**ENTRIES PROVIDED**

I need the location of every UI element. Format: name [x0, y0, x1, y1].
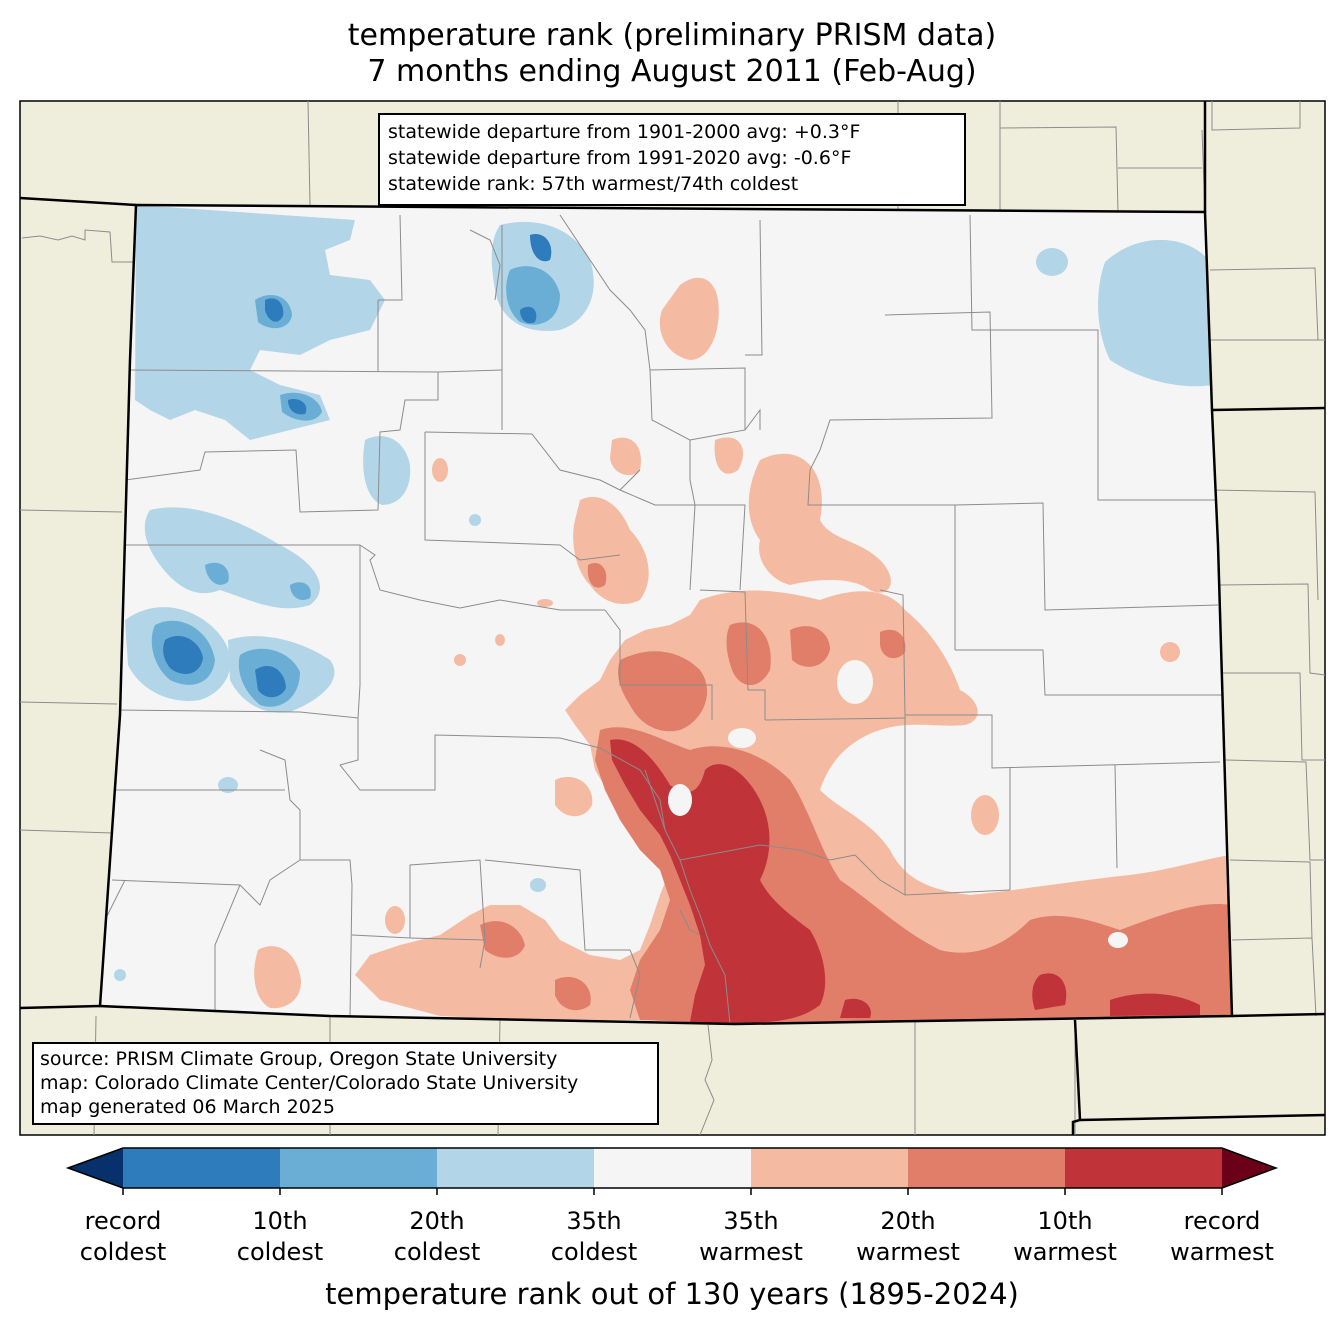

* * *

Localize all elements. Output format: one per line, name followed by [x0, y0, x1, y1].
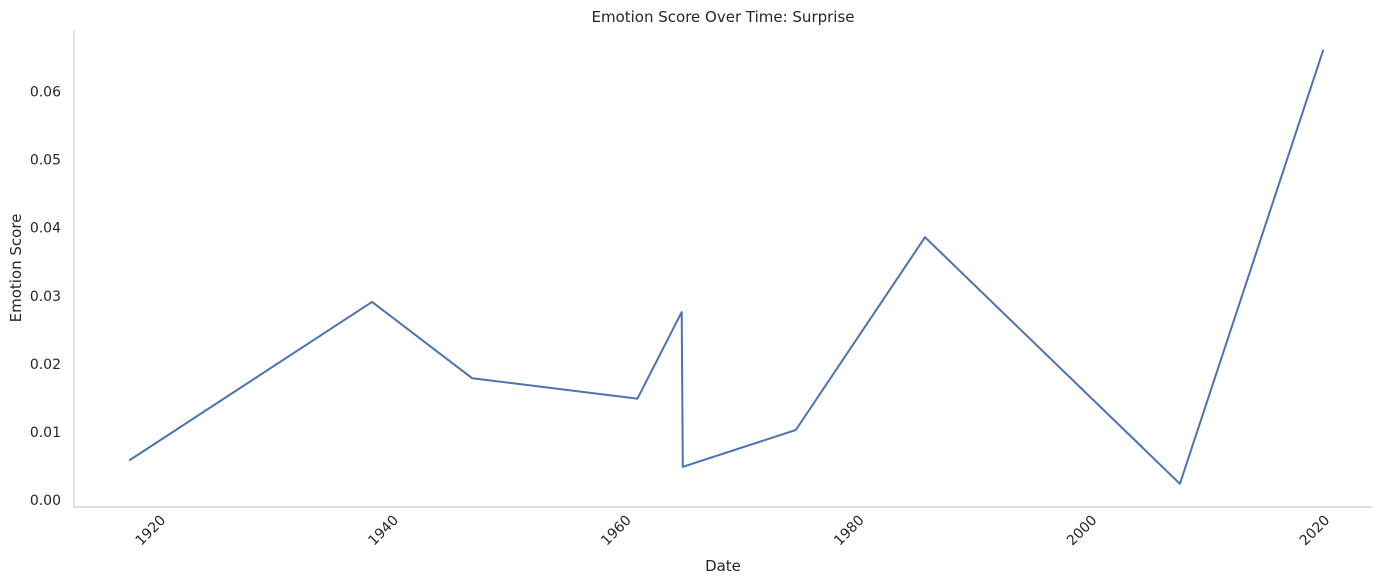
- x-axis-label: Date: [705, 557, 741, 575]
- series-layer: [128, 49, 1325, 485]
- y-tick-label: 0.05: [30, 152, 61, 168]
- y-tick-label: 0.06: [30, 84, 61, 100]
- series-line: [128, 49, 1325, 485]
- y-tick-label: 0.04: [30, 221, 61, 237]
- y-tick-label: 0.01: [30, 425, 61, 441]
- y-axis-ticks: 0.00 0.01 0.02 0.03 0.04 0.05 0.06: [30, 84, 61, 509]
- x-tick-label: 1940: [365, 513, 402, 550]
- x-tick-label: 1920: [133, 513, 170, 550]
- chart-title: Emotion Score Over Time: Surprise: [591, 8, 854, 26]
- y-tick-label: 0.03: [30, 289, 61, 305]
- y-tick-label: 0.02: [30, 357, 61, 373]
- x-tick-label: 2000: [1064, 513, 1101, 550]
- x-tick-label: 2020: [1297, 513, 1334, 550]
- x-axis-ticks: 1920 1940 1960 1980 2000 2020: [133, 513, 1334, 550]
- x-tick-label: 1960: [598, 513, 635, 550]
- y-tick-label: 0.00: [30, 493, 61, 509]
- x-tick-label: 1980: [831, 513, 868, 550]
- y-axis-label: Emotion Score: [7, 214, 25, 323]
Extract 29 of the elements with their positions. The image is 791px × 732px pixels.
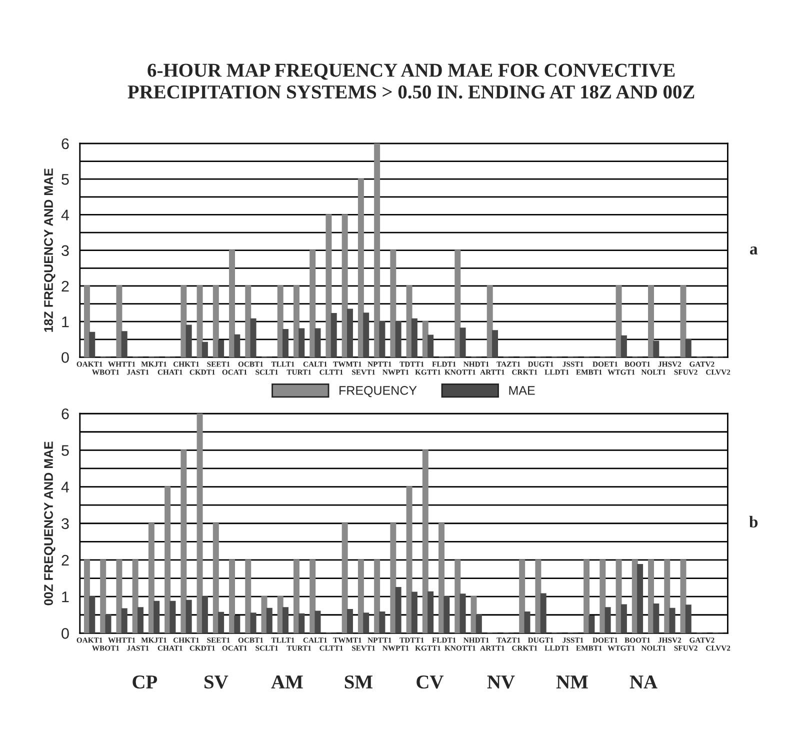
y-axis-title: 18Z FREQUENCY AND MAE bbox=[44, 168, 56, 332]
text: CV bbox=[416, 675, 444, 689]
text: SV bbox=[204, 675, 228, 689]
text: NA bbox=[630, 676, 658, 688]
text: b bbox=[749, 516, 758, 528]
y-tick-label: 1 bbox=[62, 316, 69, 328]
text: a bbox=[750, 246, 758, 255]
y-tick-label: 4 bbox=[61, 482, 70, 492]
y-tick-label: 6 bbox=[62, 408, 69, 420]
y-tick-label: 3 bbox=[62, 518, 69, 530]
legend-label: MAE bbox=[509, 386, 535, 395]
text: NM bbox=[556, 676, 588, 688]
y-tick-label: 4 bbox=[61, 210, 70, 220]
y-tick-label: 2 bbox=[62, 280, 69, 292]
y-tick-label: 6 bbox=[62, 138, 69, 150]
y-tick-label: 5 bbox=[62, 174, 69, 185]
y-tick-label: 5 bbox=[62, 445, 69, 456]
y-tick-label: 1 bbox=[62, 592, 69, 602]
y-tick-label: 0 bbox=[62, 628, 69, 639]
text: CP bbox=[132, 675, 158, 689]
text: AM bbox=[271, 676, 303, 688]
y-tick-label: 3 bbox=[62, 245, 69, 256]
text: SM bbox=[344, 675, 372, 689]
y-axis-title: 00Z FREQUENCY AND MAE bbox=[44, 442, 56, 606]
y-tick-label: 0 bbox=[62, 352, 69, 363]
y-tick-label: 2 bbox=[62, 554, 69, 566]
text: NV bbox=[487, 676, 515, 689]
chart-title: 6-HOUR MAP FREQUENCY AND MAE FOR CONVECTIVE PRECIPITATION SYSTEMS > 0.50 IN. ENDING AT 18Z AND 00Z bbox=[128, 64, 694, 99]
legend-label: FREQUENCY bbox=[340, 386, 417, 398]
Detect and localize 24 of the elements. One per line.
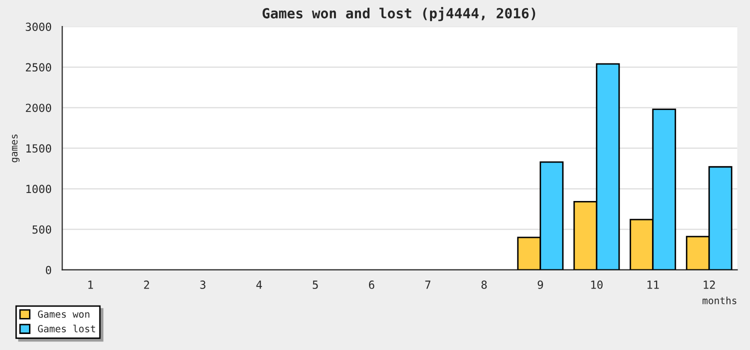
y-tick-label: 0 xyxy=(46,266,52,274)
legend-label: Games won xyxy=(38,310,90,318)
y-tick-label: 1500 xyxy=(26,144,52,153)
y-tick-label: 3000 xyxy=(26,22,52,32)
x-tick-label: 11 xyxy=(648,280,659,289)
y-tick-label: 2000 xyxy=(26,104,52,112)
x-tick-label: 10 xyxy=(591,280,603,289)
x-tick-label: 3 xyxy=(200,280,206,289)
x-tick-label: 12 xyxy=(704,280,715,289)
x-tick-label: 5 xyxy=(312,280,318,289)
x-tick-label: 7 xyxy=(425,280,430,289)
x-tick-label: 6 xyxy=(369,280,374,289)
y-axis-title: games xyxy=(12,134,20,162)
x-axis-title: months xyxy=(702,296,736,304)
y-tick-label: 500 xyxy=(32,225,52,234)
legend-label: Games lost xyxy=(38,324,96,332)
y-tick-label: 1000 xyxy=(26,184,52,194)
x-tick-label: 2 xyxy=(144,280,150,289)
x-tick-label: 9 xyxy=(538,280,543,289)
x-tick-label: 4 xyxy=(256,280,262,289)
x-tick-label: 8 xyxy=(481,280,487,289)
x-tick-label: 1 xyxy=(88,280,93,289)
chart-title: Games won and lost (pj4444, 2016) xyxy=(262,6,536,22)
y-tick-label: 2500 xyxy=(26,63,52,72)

**TASK DETAILS**
Find every line in the material above that contains the string "text", treating uppercase and lowercase as different, and copy each of those lines.

**FULL OUTPUT**
text: CV bbox=[416, 675, 444, 689]
text: SV bbox=[204, 675, 228, 689]
text: NA bbox=[630, 676, 658, 688]
text: b bbox=[749, 516, 758, 528]
text: a bbox=[750, 246, 758, 255]
text: NM bbox=[556, 676, 588, 688]
text: CP bbox=[132, 675, 158, 689]
text: AM bbox=[271, 676, 303, 688]
text: SM bbox=[344, 675, 372, 689]
text: NV bbox=[487, 676, 515, 689]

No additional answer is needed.